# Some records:

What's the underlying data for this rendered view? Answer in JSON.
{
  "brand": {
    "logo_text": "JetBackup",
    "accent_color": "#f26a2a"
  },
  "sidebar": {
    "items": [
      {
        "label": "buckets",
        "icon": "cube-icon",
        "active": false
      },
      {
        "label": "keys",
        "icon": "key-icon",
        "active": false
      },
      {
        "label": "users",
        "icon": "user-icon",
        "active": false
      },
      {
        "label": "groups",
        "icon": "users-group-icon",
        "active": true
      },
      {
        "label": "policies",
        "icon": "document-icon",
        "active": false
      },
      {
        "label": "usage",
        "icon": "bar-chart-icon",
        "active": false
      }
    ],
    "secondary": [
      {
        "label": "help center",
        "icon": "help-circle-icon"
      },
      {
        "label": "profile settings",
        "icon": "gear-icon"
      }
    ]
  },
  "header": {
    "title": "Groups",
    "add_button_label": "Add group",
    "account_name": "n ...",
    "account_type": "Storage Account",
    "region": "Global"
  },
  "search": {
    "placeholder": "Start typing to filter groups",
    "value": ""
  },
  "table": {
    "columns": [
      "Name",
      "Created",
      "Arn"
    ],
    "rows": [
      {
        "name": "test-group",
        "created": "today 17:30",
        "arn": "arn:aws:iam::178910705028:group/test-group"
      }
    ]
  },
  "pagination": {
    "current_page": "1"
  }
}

==

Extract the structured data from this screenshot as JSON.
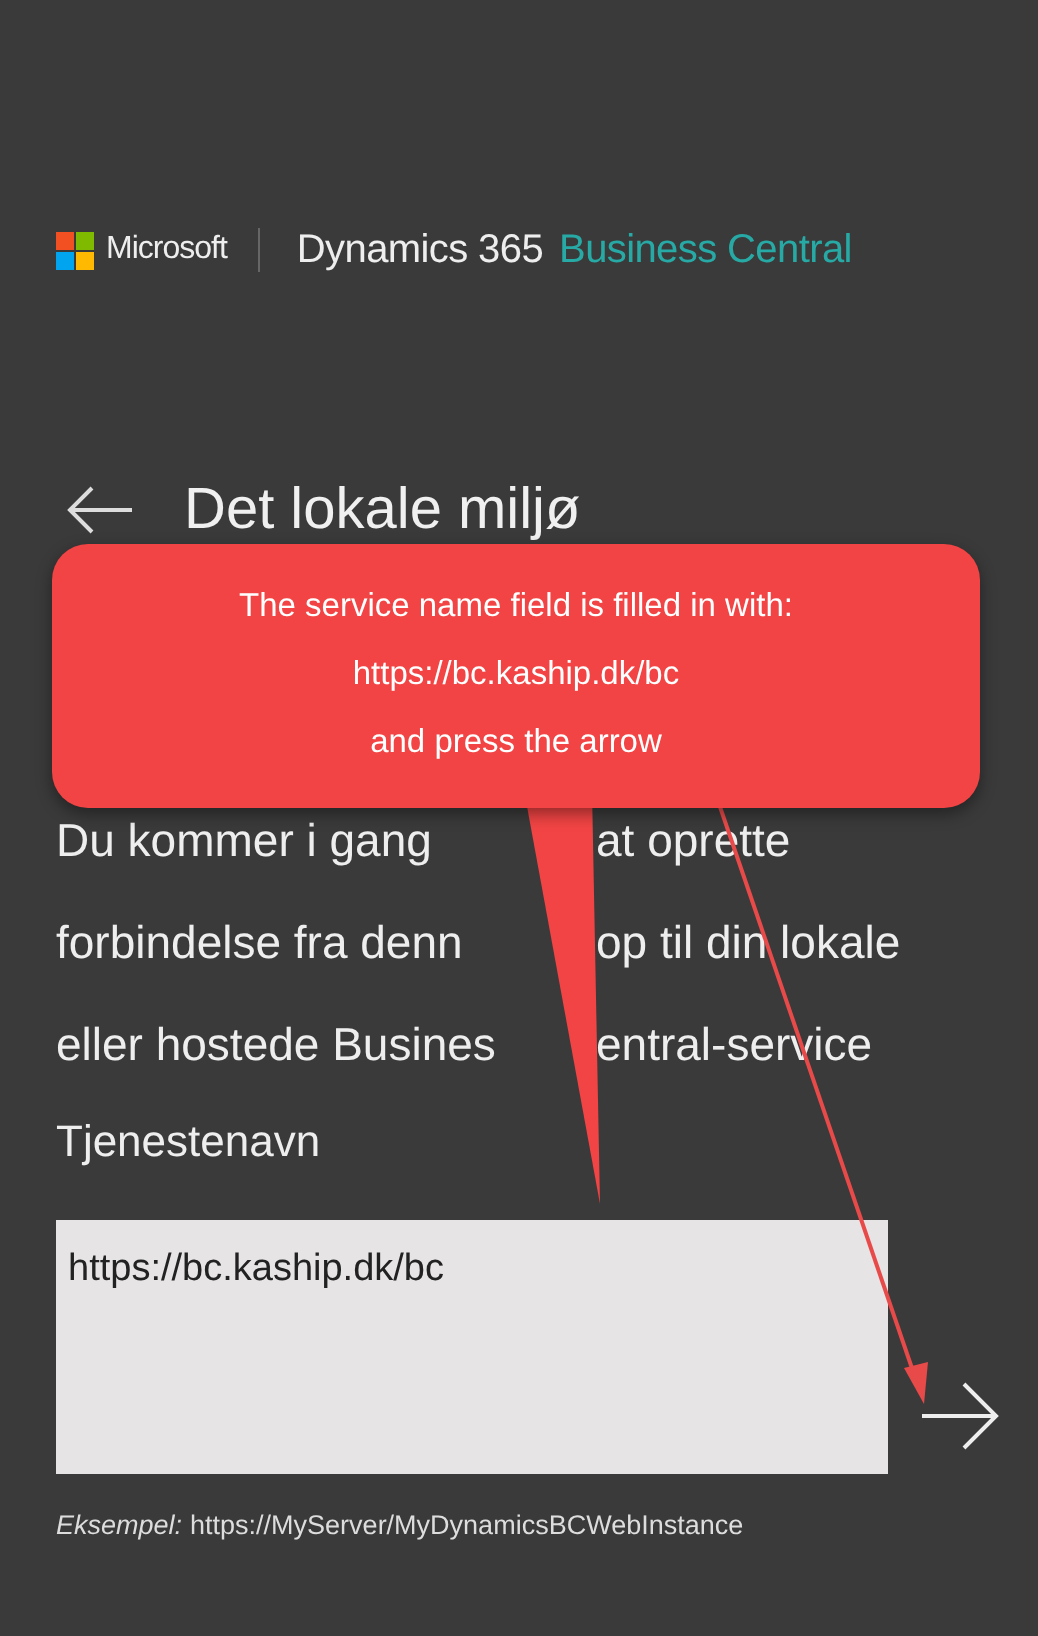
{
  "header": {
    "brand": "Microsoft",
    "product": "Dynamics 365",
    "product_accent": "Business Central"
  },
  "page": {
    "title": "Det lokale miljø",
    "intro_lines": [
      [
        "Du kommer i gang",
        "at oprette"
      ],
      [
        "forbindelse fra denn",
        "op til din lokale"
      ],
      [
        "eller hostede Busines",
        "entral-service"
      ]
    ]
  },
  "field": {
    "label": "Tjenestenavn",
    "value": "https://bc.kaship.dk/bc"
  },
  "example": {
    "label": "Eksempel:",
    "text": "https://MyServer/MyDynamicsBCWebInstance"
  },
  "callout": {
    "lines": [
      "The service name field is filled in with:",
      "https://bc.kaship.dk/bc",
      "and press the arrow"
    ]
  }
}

--

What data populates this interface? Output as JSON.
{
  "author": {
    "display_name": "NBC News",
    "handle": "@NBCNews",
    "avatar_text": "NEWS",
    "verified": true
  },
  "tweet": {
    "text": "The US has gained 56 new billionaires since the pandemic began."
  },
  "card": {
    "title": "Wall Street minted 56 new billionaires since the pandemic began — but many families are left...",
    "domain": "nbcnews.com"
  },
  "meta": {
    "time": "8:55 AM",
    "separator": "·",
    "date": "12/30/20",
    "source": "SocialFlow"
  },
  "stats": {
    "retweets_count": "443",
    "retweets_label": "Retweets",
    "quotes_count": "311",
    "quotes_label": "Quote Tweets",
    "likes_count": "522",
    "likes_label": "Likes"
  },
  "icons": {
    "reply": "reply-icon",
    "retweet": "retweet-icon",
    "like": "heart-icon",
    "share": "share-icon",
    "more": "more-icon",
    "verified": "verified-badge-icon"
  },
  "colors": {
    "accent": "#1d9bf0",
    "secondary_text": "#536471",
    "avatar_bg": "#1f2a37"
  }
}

# Task requirements:
Among the entries above, how many lines hold the string "data"? Give the number by itself.

# Result below:
3